#### [INSTRUCTIONS TO FOLLOW]
Comb the records below for the string "Neutral" and copy each line where it turns up.

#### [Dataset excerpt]
^^^^^^^^
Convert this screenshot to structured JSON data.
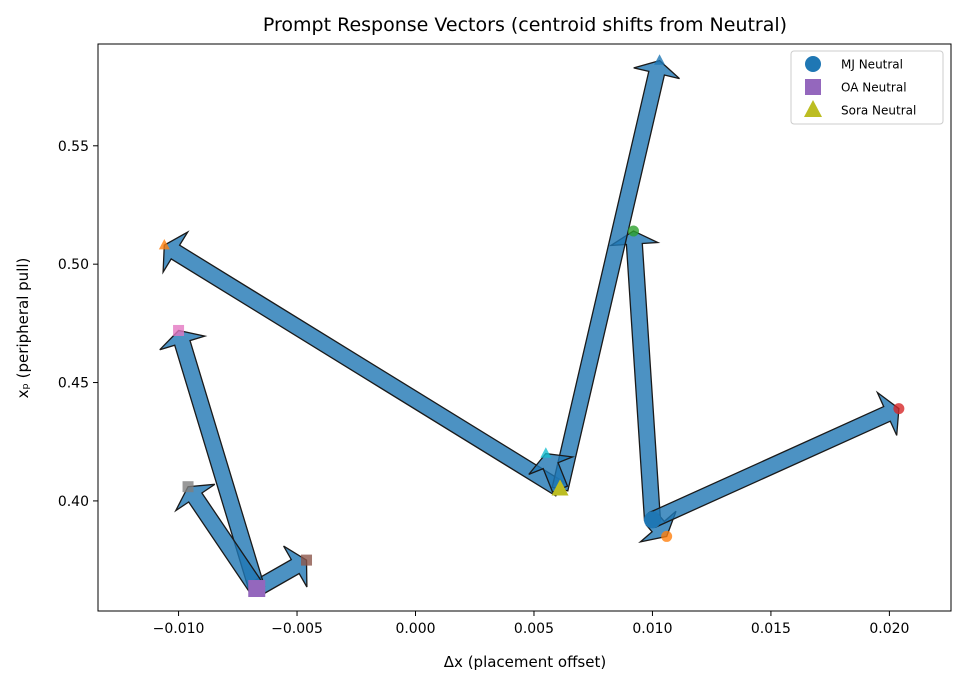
{
  "chart_data": {
    "type": "scatter",
    "title": "Prompt Response Vectors (centroid shifts from Neutral)",
    "xlabel": "Δx (placement offset)",
    "ylabel": "xₚ (peripheral pull)",
    "xlim": [
      -0.0134,
      0.0226
    ],
    "ylim": [
      0.3535,
      0.593
    ],
    "xticks": [
      {
        "v": -0.01,
        "label": "−0.010"
      },
      {
        "v": -0.005,
        "label": "−0.005"
      },
      {
        "v": 0.0,
        "label": "0.000"
      },
      {
        "v": 0.005,
        "label": "0.005"
      },
      {
        "v": 0.01,
        "label": "0.010"
      },
      {
        "v": 0.015,
        "label": "0.015"
      },
      {
        "v": 0.02,
        "label": "0.020"
      }
    ],
    "yticks": [
      {
        "v": 0.4,
        "label": "0.40"
      },
      {
        "v": 0.45,
        "label": "0.45"
      },
      {
        "v": 0.5,
        "label": "0.50"
      },
      {
        "v": 0.55,
        "label": "0.55"
      }
    ],
    "grid": false,
    "legend_position": "top-right",
    "arrow_color": "#1f77b4",
    "series": [
      {
        "name": "MJ Neutral",
        "marker": "circle",
        "color": "#1f77b4",
        "origin": [
          0.01,
          0.392
        ],
        "targets": [
          {
            "x": 0.0106,
            "y": 0.385,
            "color": "#ff7f0e"
          },
          {
            "x": 0.0092,
            "y": 0.514,
            "color": "#2ca02c"
          },
          {
            "x": 0.0204,
            "y": 0.439,
            "color": "#d62728"
          }
        ]
      },
      {
        "name": "OA Neutral",
        "marker": "square",
        "color": "#9467bd",
        "origin": [
          -0.0067,
          0.363
        ],
        "targets": [
          {
            "x": -0.0046,
            "y": 0.375,
            "color": "#8c564b"
          },
          {
            "x": -0.01,
            "y": 0.472,
            "color": "#e377c2"
          },
          {
            "x": -0.0096,
            "y": 0.406,
            "color": "#7f7f7f"
          }
        ]
      },
      {
        "name": "Sora Neutral",
        "marker": "triangle",
        "color": "#bcbd22",
        "origin": [
          0.0061,
          0.405
        ],
        "targets": [
          {
            "x": -0.0106,
            "y": 0.508,
            "color": "#ff7f0e"
          },
          {
            "x": 0.0103,
            "y": 0.586,
            "color": "#1f77b4"
          },
          {
            "x": 0.0055,
            "y": 0.42,
            "color": "#17becf"
          }
        ]
      }
    ]
  }
}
^^^^^^^^
#### [COMPLETE ANSWER]
    "title": "Prompt Response Vectors (centroid shifts from Neutral)",
        "name": "MJ Neutral",
        "name": "OA Neutral",
        "name": "Sora Neutral",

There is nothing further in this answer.